▶ [DIRECTIONS]: Pull every line that holds the word "children" from the entries.

▶ [SUPPLIED RECORDS]:

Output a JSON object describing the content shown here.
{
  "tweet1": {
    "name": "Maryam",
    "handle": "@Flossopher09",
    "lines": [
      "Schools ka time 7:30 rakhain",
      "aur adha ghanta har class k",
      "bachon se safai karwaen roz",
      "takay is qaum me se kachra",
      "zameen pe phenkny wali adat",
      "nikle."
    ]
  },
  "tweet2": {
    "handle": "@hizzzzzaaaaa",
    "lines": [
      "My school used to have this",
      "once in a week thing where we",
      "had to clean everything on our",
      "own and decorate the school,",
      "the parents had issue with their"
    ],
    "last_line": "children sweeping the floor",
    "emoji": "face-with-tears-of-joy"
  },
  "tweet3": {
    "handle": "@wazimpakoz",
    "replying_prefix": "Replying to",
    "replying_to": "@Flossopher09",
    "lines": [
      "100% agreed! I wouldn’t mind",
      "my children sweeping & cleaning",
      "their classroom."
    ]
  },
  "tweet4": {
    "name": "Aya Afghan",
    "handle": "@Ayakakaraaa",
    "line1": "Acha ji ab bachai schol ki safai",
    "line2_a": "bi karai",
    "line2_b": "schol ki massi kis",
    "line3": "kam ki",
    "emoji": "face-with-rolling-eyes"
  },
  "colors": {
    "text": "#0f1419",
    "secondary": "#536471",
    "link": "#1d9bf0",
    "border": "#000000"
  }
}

▶ [SOLUTION TO THE EXERCISE]:
    "last_line": "children sweeping the floor",
      "my children sweeping & cleaning",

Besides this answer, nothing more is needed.